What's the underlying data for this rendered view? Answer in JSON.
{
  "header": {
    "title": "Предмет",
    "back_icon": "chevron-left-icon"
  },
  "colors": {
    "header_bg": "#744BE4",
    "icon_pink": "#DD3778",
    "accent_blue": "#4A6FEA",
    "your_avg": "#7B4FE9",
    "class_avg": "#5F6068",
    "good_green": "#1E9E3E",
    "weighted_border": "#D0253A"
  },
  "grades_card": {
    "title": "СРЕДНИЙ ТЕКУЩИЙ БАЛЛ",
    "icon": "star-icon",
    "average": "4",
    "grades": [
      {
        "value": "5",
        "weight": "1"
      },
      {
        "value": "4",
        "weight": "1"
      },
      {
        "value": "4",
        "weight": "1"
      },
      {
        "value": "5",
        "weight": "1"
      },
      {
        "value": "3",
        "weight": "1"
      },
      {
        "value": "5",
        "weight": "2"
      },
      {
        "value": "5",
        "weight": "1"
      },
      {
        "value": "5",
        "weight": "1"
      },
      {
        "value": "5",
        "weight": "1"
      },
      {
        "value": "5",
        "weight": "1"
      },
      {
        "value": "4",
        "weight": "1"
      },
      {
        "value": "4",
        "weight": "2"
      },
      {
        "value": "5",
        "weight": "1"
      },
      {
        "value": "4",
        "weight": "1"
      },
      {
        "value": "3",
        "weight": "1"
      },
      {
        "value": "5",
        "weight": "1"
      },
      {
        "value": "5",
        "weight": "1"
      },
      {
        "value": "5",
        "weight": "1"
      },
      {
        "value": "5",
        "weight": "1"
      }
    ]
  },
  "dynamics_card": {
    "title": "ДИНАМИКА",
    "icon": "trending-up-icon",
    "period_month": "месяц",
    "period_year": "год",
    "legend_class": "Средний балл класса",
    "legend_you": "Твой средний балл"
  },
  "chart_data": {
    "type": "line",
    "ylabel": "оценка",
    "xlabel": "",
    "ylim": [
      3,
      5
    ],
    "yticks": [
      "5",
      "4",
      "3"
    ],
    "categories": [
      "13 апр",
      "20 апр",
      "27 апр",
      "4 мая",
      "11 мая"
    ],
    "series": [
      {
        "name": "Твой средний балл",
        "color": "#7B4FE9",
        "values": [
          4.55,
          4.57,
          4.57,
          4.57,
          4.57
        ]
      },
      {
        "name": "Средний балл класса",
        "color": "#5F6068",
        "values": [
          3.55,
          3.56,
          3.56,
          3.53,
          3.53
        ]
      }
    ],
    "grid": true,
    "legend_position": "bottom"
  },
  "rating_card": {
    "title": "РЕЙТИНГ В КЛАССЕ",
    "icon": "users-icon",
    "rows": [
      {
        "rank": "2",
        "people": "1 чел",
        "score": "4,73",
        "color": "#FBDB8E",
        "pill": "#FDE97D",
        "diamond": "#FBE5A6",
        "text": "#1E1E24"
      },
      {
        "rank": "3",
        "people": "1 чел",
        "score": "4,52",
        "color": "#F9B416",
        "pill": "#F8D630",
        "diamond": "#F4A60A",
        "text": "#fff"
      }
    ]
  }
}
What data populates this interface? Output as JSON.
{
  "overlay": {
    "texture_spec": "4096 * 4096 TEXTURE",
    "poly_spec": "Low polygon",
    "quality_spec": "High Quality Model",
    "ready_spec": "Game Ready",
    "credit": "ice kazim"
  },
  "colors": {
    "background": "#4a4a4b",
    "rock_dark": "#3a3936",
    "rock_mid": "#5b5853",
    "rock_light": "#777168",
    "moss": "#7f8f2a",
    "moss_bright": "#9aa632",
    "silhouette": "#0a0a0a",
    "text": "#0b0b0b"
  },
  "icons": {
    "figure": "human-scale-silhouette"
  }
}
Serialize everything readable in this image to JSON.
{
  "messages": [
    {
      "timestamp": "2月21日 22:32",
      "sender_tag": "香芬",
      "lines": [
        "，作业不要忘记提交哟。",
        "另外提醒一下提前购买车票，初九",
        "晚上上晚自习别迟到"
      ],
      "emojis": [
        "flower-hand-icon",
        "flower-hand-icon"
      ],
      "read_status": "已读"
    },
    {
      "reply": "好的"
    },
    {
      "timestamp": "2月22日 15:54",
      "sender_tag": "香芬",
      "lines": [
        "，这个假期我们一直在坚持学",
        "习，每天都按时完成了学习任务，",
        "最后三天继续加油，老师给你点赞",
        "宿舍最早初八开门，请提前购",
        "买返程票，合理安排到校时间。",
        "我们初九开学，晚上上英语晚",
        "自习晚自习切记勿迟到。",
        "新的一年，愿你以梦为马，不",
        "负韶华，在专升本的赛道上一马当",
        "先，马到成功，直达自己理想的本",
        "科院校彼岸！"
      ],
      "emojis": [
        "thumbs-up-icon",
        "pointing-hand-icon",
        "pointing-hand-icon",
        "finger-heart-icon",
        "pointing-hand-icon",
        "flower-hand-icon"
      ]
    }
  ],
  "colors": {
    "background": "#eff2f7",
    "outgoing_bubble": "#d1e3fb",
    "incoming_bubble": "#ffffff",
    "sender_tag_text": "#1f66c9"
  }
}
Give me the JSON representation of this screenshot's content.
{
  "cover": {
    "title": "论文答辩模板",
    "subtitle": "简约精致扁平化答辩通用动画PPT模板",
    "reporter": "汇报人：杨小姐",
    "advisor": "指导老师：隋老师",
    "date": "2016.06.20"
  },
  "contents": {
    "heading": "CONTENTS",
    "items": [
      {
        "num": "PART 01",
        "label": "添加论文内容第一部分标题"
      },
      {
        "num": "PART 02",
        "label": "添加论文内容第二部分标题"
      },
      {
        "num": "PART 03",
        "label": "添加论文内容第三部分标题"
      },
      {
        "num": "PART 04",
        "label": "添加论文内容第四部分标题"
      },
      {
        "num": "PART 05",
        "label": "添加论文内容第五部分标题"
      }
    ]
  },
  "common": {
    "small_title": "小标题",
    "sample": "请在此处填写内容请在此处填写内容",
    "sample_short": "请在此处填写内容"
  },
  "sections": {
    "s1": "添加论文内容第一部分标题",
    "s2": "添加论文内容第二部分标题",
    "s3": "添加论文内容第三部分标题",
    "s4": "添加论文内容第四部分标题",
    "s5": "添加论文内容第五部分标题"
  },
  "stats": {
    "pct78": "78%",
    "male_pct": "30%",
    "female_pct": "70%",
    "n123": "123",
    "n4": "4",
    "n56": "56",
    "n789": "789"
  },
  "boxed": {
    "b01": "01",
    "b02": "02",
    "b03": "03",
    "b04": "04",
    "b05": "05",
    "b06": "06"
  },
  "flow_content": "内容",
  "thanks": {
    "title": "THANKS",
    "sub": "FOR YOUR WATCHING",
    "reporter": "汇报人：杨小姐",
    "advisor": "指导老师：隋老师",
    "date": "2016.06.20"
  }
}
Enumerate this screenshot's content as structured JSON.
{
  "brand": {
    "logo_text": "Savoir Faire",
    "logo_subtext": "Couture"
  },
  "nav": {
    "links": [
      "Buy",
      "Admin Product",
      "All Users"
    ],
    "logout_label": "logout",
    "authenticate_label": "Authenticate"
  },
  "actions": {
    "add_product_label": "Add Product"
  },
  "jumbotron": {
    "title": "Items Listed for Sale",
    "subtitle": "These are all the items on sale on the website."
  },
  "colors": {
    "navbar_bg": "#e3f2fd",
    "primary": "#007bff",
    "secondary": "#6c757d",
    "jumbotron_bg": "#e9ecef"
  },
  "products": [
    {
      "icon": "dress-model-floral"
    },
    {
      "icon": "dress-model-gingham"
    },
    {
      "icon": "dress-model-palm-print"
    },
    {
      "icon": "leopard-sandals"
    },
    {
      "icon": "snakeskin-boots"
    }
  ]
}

★ ★ ★ ★

:: Directions for this task ::
Check every line of the data above for the string "silhouette", and copy those that have it.

:: Right answer ::
    "silhouette": "#0a0a0a",
    "figure": "human-scale-silhouette"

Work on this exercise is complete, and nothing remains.